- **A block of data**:
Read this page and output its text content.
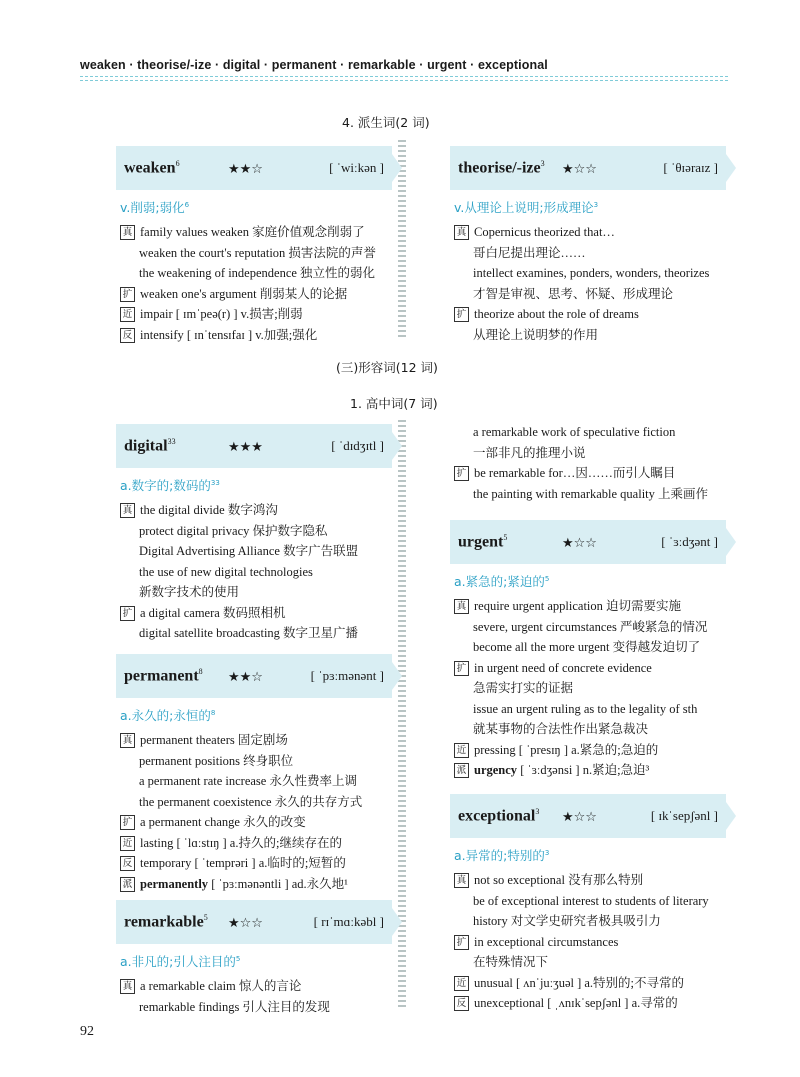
weaken · theorise/-ize · digital · permanent · remarkable · urgent · exceptional
4. 派生词(2 词)
weaken$^6$	★★☆	[ ˈwiːkən ]
v.削弱;弱化$^6$
真 family values weaken 家庭价值观念削弱了
weaken the court's reputation 损害法院的声誉
the weakening of independence 独立性的弱化
扩 weaken one's argument 削弱某人的论据
近 impair [ ɪmˈpeə(r) ] v.损害;削弱
反 intensify [ ɪnˈtensɪfaɪ ] v.加强;强化
theorise/-ize$^3$ ★☆☆	[ ˈθɪəraɪz ]
v.从理论上说明;形成理论$^3$
真 Copernicus theorized that…
哥白尼提出理论……
intellect examines, ponders, wonders, theorizes
才智是审视、思考、怀疑、形成理论
扩 theorize about the role of dreams
从理论上说明梦的作用
(三)形容词(12 词)
1. 高中词(7 词)
digital$^{33}$	★★★	[ ˈdɪdʒɪtl ]
a.数字的;数码的$^{33}$
真 the digital divide 数字鸿沟
protect digital privacy 保护数字隐私
Digital Advertising Alliance 数字广告联盟
the use of new digital technologies
新数字技术的使用
扩 a digital camera 数码照相机
digital satellite broadcasting 数字卫星广播
permanent$^8$ ★★☆	[ ˈpɜːmənənt ]
a.永久的;永恒的$^8$
真 permanent theaters 固定剧场
permanent positions 终身职位
a permanent rate increase 永久性费率上调
the permanent coexistence 永久的共存方式
扩 a permanent change 永久的改变
近 lasting [ ˈlɑːstɪŋ ] a.持久的;继续存在的
反 temporary [ ˈtemprəri ] a.临时的;短暂的
派 permanently [ ˈpɜːmənəntli ] ad.永久地¹
remarkable$^5$ ★☆☆	[ rɪˈmɑːkəbl ]
a.非凡的;引人注目的$^5$
真 a remarkable claim 惊人的言论
remarkable findings 引人注目的发现
a remarkable work of speculative fiction
一部非凡的推理小说
扩 be remarkable for…因……而引人瞩目
the painting with remarkable quality 上乘画作
urgent$^5$	★☆☆	[ ˈɜːdʒənt ]
a.紧急的;紧迫的$^5$
真 require urgent application 迫切需要实施
severe, urgent circumstances 严峻紧急的情况
become all the more urgent 变得越发迫切了
扩 in urgent need of concrete evidence
急需实打实的证据
issue an urgent ruling as to the legality of sth
就某事物的合法性作出紧急裁决
近 pressing [ ˈpresɪŋ ] a.紧急的;急迫的
派 urgency [ ˈɜːdʒənsi ] n.紧迫;急迫³
exceptional$^3$ ★☆☆	[ ɪkˈsepʃənl ]
a.异常的;特别的$^3$
真 not so exceptional 没有那么特别
be of exceptional interest to students of literary
history 对文学史研究者极具吸引力
扩 in exceptional circumstances
在特殊情况下
近 unusual [ ʌnˈjuːʒuəl ] a.特别的;不寻常的
反 unexceptional [ ˌʌnɪkˈsepʃənl ] a.寻常的
92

- **Written problem**: The material above holds pictures; copy everything else in it exactly.

- **Completed task**:
Read this page and output its text content.
weaken · theorise/-ize · digital · permanent · remarkable · urgent · exceptional
4. 派生词(2 词)
weaken$^6$	★★☆	[ ˈwiːkən ]
v.削弱;弱化$^6$
真 family values weaken 家庭价值观念削弱了
weaken the court's reputation 损害法院的声誉
the weakening of independence 独立性的弱化
扩 weaken one's argument 削弱某人的论据
近 impair [ ɪmˈpeə(r) ] v.损害;削弱
反 intensify [ ɪnˈtensɪfaɪ ] v.加强;强化
theorise/-ize$^3$ ★☆☆	[ ˈθɪəraɪz ]
v.从理论上说明;形成理论$^3$
真 Copernicus theorized that…
哥白尼提出理论……
intellect examines, ponders, wonders, theorizes
才智是审视、思考、怀疑、形成理论
扩 theorize about the role of dreams
从理论上说明梦的作用
(三)形容词(12 词)
1. 高中词(7 词)
digital$^{33}$	★★★	[ ˈdɪdʒɪtl ]
a.数字的;数码的$^{33}$
真 the digital divide 数字鸿沟
protect digital privacy 保护数字隐私
Digital Advertising Alliance 数字广告联盟
the use of new digital technologies
新数字技术的使用
扩 a digital camera 数码照相机
digital satellite broadcasting 数字卫星广播
permanent$^8$ ★★☆	[ ˈpɜːmənənt ]
a.永久的;永恒的$^8$
真 permanent theaters 固定剧场
permanent positions 终身职位
a permanent rate increase 永久性费率上调
the permanent coexistence 永久的共存方式
扩 a permanent change 永久的改变
近 lasting [ ˈlɑːstɪŋ ] a.持久的;继续存在的
反 temporary [ ˈtemprəri ] a.临时的;短暂的
派 permanently [ ˈpɜːmənəntli ] ad.永久地¹
remarkable$^5$ ★☆☆	[ rɪˈmɑːkəbl ]
a.非凡的;引人注目的$^5$
真 a remarkable claim 惊人的言论
remarkable findings 引人注目的发现
a remarkable work of speculative fiction
一部非凡的推理小说
扩 be remarkable for…因……而引人瞩目
the painting with remarkable quality 上乘画作
urgent$^5$	★☆☆	[ ˈɜːdʒənt ]
a.紧急的;紧迫的$^5$
真 require urgent application 迫切需要实施
severe, urgent circumstances 严峻紧急的情况
become all the more urgent 变得越发迫切了
扩 in urgent need of concrete evidence
急需实打实的证据
issue an urgent ruling as to the legality of sth
就某事物的合法性作出紧急裁决
近 pressing [ ˈpresɪŋ ] a.紧急的;急迫的
派 urgency [ ˈɜːdʒənsi ] n.紧迫;急迫³
exceptional$^3$ ★☆☆	[ ɪkˈsepʃənl ]
a.异常的;特别的$^3$
真 not so exceptional 没有那么特别
be of exceptional interest to students of literary
history 对文学史研究者极具吸引力
扩 in exceptional circumstances
在特殊情况下
近 unusual [ ʌnˈjuːʒuəl ] a.特别的;不寻常的
反 unexceptional [ ˌʌnɪkˈsepʃənl ] a.寻常的
92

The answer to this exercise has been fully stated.